# Extract
-*-

Chipotle's CEOs Deserve Their Millions

For most companies, "say-on-pay" resolutions have been a bit of a farce. No matter how well or poorly the company does, shareholders seem to approve big pay packages for top executives. (The say-on-pay resolutions are not even binding.)

That wasn't the case for burrito joint Chipotle Mexican Grill (NYSE: CMG  ) this month. Shareholders overwhelmingly rejected its say-on-pay resolution, with only 23% of shares voting in favor. Chipotle investors apparently think that co-CEOs Steve Ells and Monty Moran didn't deserve pay packages valued at about $25 million each.

Chipotle's CEOs are under fire for their compensation

However, Chipotle has posted phenomenal results in the last 5 years under the leadership of Ells and Moran. While I believe that investors should be more stingy about CEO pay in general, Chipotle's leaders earned their incentive-laden pay. Other companies like Oracle (NYSE: ORCL  ) are much bigger offenders in terms of offering ridiculous executive pay.

Pay-for-performance
At $25 million each, Chipotle's CEOs may seem expensive, but it's important to recognize that the vast majority of Chipotle's executive compensation is performance based. The majority of compensation is tied to the company's stock price performance. Other factors like earnings growth, comparable store sales growth, new restaurant performance, and operating cash flow also impact incentive pay at Chipotle.

Critics of Chipotle's executive pay structure have argued that the incentive pay is not effective enough at aligning the interests of management and shareholders. They may have a point, in some respects -- Chipotle's CEOs could earn fairly generous pay packages even if the company didn't perform very well.

That's not what's happening, though. Under Ells and Moran, Chipotle has generated incredible revenue and earnings growth in the last 5 years, leading to humongous stock price gains. The board's decision to reward them with about 1% (combined) of the massive increase in shareholder value seems very reasonable.

-*-

# Layout records
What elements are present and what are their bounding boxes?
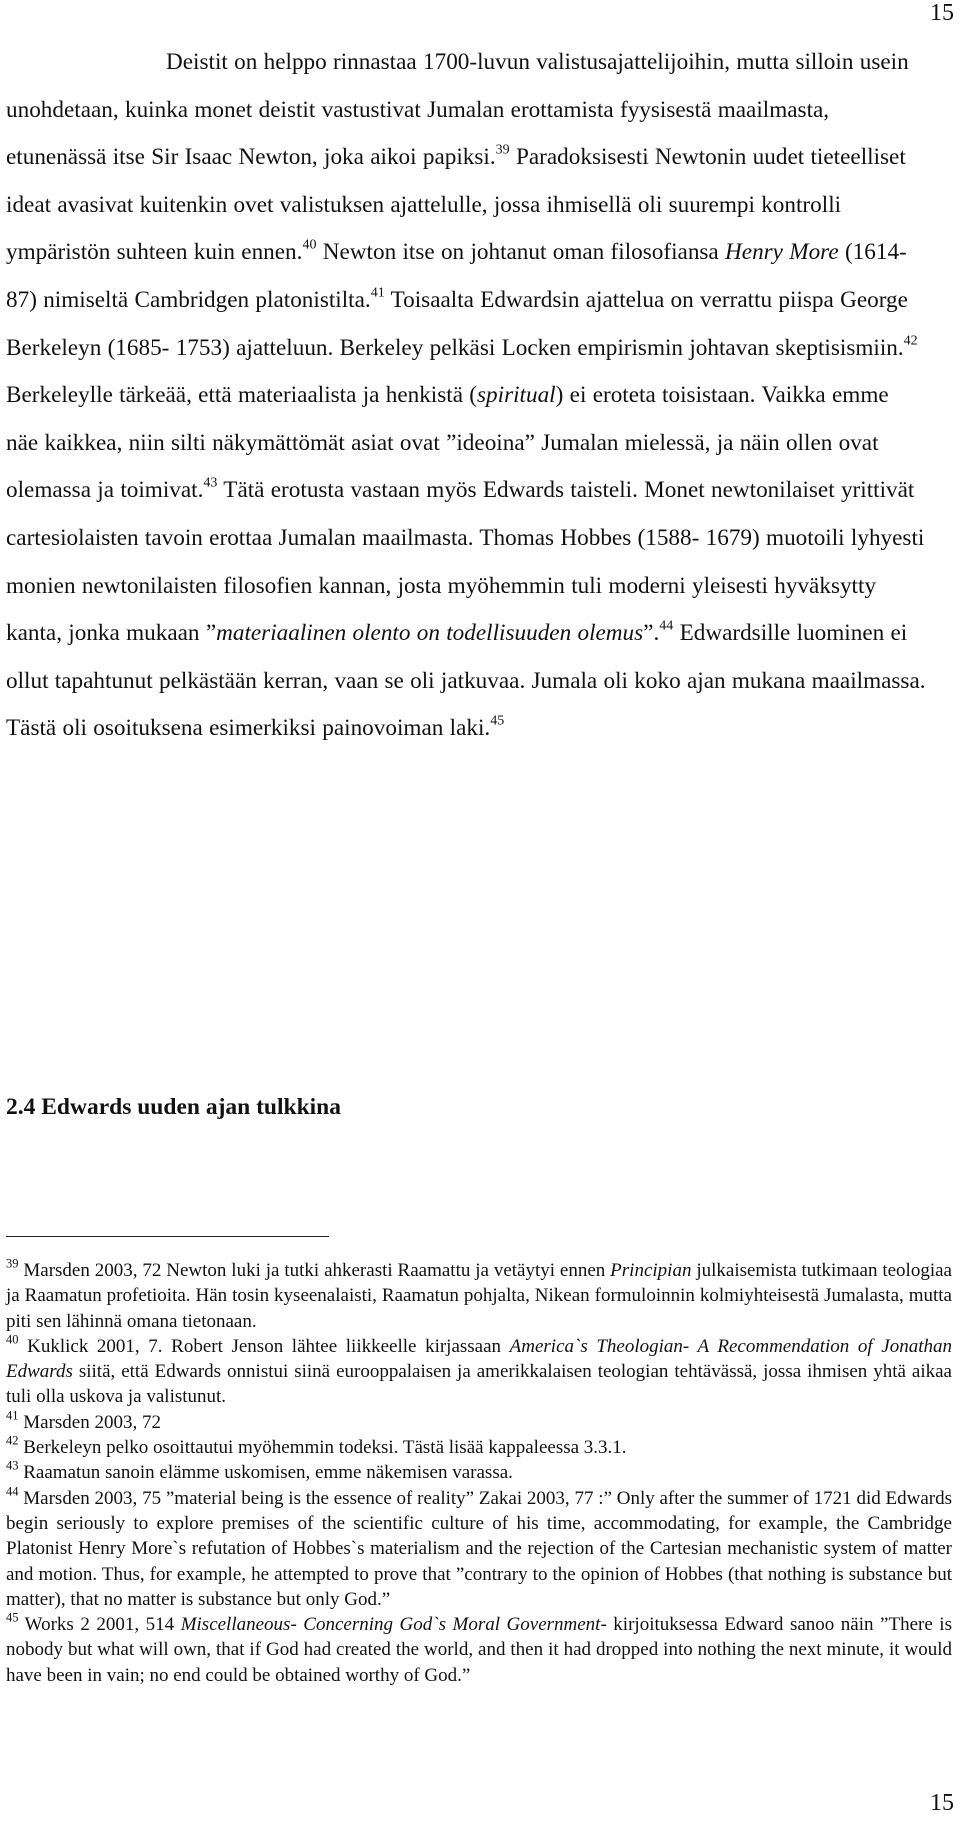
section-heading: 2.4 Edwards uuden ajan tulkkina xyxy=(6,1094,342,1120)
footnote-ref-41[interactable]: 41 xyxy=(370,285,385,301)
footnote-text: Marsden 2003, 72 Newton luki ja tutki ahkerasti Raamattu ja vetäytyi ennen xyxy=(18,1260,611,1281)
footnotes-section xyxy=(6,1258,952,1688)
body-sentence: ) ei eroteta toisistaan. Vaikka emme näe kaikkea, niin silti näkymättömät asiat ovat ”ideoina” Jumalan mielessä, ja näin ollen ovat olemassa ja toimivat. xyxy=(6,382,889,504)
footnote-text: julkaisemista tutkimaan teologiaa ja Raamatun profetioita. Hän tosin kyseenalaisti, Raamatun pohjalta, Nikean formuloinnin kolmiyhteisestä Jumalasta, mutta piti sen lähinnä omana tietonaan. xyxy=(6,1260,952,1332)
body-italic-term: spiritual xyxy=(477,382,556,409)
page-number-bottom: 15 xyxy=(930,1790,954,1816)
footnote-italic: Miscellaneous- Concerning God`s Moral Government- xyxy=(180,1614,607,1636)
footnote-italic: Principian xyxy=(610,1260,692,1281)
footnote-separator xyxy=(6,1236,329,1237)
footnote-number: 39 xyxy=(6,1256,19,1271)
body-sentence: Newton itse on johtanut oman filosofiansa xyxy=(316,239,726,266)
body-sentence: Deistit on helppo rinnastaa 1700-luvun valistusajattelijoihin, mutta silloin usein unohdetaan, kuinka monet deistit vastustivat Jumalan erottamista fyysisestä maailmasta, etunenässä itse Sir Isaac Newton, joka aikoi papiksi. xyxy=(6,49,909,171)
footnote-text: Marsden 2003, 75 ”material being is the essence of reality” Zakai 2003, 77 :” Only after the summer of 1721 did Edwards begin seriously to explore premises of the scientific culture of his time, accommodating, for example, the Cambridge Platonist Henry More`s refutation of Hobbes`s materialism and the rejection of the Cartesian mechanistic system of matter and motion. Thus, for example, he attempted to prove that ”contrary to the opinion of Hobbes (that nothing is substance but matter), that no matter is substance but only God.” xyxy=(6,1487,952,1610)
body-paragraph xyxy=(6,39,926,753)
footnote-40 xyxy=(6,1334,952,1410)
footnote-number: 45 xyxy=(6,1610,19,1625)
body-italic-quote: materiaalinen olento on todellisuuden olemus xyxy=(216,620,644,647)
footnote-text: Berkeleyn pelko osoittautui myöhemmin todeksi. Tästä lisää kappaleessa 3.3.1. xyxy=(18,1437,627,1459)
footnote-ref-40[interactable]: 40 xyxy=(302,237,317,253)
body-sentence: ”. xyxy=(643,620,660,647)
footnote-44 xyxy=(6,1483,952,1612)
body-sentence: (1614- 87) nimiseltä Cambridgen platonistilta. xyxy=(6,239,907,313)
body-italic-name: Henry More xyxy=(725,239,839,266)
footnote-ref-43[interactable]: 43 xyxy=(203,475,218,491)
page-number-top: 15 xyxy=(930,0,954,26)
footnote-39 xyxy=(6,1258,952,1334)
footnote-text: Raamatun sanoin elämme uskomisen, emme näkemisen varassa. xyxy=(18,1462,513,1484)
footnote-number: 43 xyxy=(6,1458,19,1473)
body-sentence: Edwardsille luominen ei ollut tapahtunut pelkästään kerran, vaan se oli jatkuvaa. Jumala oli koko ajan mukana maailmassa. Tästä oli osoituksena esimerkiksi painovoiman laki. xyxy=(6,620,926,742)
body-sentence: Tätä erotusta vastaan myös Edwards taisteli. Monet newtonilaiset yrittivät cartesiolaisten tavoin erottaa Jumalan maailmasta. Thomas Hobbes (1588- 1679) muotoili lyhyesti monien newtonilaisten filosofien kannan, josta myöhemmin tuli moderni yleisesti hyväksytty kanta, jonka mukaan ” xyxy=(6,477,925,647)
footnote-ref-39[interactable]: 39 xyxy=(495,142,510,158)
footnote-italic: America`s Theologian- A Recommendation of Jonathan Edwards xyxy=(6,1335,952,1383)
footnote-ref-42[interactable]: 42 xyxy=(903,333,918,349)
body-sentence: Berkeleylle tärkeää, että materiaalista ja henkistä ( xyxy=(6,382,478,409)
footnote-text: kirjoituksessa Edward sanoo näin ”There is nobody but what will own, that if God had created the world, and then it had dropped into nothing the next minute, it would have been in vain; no end could be obtained worthy of God.” xyxy=(6,1614,952,1686)
footnote-text: Marsden 2003, 72 xyxy=(18,1411,161,1433)
footnote-text: siitä, että Edwards onnistui siinä eurooppalaisen ja amerikkalaisen teologian tehtävässä, jossa ihmisen yhtä aikaa tuli olla uskova ja valistunut. xyxy=(6,1361,952,1408)
body-paragraph-container xyxy=(6,39,926,753)
footnote-41 xyxy=(6,1410,952,1435)
footnote-number: 42 xyxy=(6,1433,19,1448)
footnote-text: Kuklick 2001, 7. Robert Jenson lähtee liikkeelle kirjassaan xyxy=(18,1335,510,1357)
footnote-text: Works 2 2001, 514 xyxy=(18,1614,181,1636)
footnote-ref-45[interactable]: 45 xyxy=(490,713,505,729)
footnote-ref-44[interactable]: 44 xyxy=(659,618,674,634)
body-sentence: Paradoksisesti Newtonin uudet tieteelliset ideat avasivat kuitenkin ovet valistuksen ajattelulle, jossa ihmisellä oli suurempi kontrolli ympäristön suhteen kuin ennen. xyxy=(6,144,906,266)
footnote-42 xyxy=(6,1435,952,1460)
footnote-43 xyxy=(6,1460,952,1485)
footnote-number: 40 xyxy=(6,1332,19,1347)
footnote-45 xyxy=(6,1612,952,1688)
footnote-number: 44 xyxy=(6,1483,19,1498)
body-sentence: Toisaalta Edwardsin ajattelua on verrattu piispa George Berkeleyn (1685- 1753) ajatteluun. Berkeley pelkäsi Locken empirismin johtavan skeptisismiin. xyxy=(6,286,908,361)
footnote-number: 41 xyxy=(6,1408,19,1423)
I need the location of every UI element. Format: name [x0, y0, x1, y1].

-*-

# Requirements
- a) Retype the passage of the Chipotle pay article starting at "That wasn't the" and ending at "about $25 million each.".
- b) Extend the article on Chipotle's executive pay, picking up right after its last sentence.

# Answers to the exercises
- a)
That wasn't the case for burrito joint Chipotle Mexican Grill (NYSE: CMG  ) this month. Shareholders overwhelmingly rejected its say-on-pay resolution, with only 23% of shares voting in favor. Chipotle investors apparently think that co-CEOs Steve Ells and Monty Moran didn't deserve pay packages valued at about $25 million each.

- b)
CMG Chart

Chipotle Mexican Grill Revenue, EPS, and Stock Price Growth, data by YCharts

The Change to Win investment group (which advises union-sponsored pension funds) also criticized the growing disparity between CEO pay and median worker pay at Chipotle. It's true that Chipotle's CEOs make almost 800 times more than the median Chipotle employee's pay -- but again, most of that pay consists of performance-based bonuses.

Most importantly, Chipotle offers better pay and much better advancement opportunities than the vast majority of its peers in the fast-food industry. While there are certainly plenty of complaints about pay or hours, most employees like working at Chipotle. An impressive 84% of employees who posted reviews on Glassdoor approve of the co-CEOs.

A prime offender
By contrast, Oracle fits the bill as a company that has heartily deserved shareholder rebukes. Oracle CEO Larry Ellison -- who is already the fifth richest person in the world -- regularly takes home pay packages in the $50 million-$100 million range.

It's true that Oracle is a much bigger company than Chipotle. However, Oracle's revenue growth has been sluggish since it completed its purchase of Sun Microsystems a few years ago, and in the last 5 years, Oracle's stock performance has essentially equaled that of the market.

ORCL Chart

Oracle Revenue, EPS, and Stock Price Growth, data by YCharts

Paying one of the richest people in the world more than $50 million annually to oversee market-level performance seems crazy. Thus, it's not surprising that 85% of the Oracle shares not owned by senior executives voted against last year's say-on-pay resolution.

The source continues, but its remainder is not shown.